**AIM OF THE TASK**
Give only the number of lines that hold the word "cylinders".

**RECORDS FOR THIS EXERCISE**
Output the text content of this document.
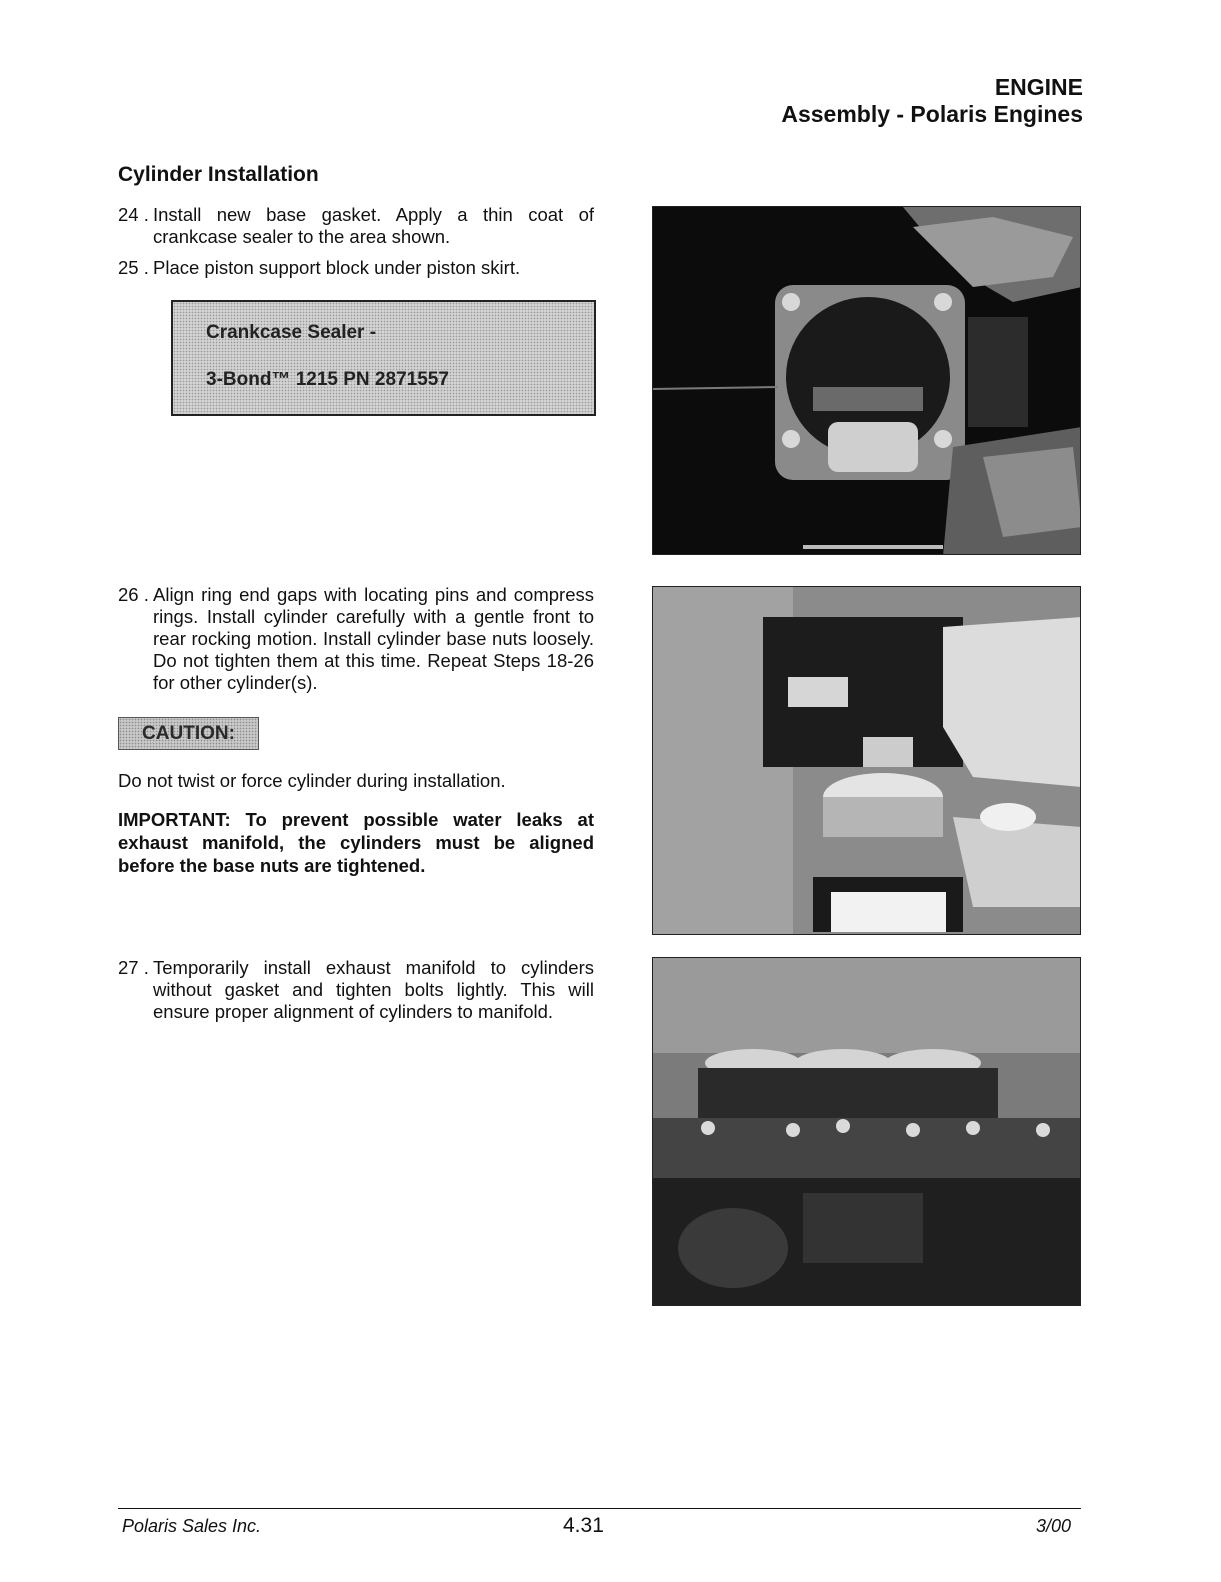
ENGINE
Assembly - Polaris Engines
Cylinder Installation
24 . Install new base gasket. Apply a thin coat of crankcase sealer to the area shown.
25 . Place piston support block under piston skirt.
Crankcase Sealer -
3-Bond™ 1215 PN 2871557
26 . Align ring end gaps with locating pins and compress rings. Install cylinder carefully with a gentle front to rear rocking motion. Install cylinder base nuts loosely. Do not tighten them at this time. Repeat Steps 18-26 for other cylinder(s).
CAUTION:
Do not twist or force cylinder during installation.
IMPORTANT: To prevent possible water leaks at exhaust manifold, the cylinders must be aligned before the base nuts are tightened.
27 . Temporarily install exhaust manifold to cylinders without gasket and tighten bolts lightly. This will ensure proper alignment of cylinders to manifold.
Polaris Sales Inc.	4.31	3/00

**FULL RESPONSE**
2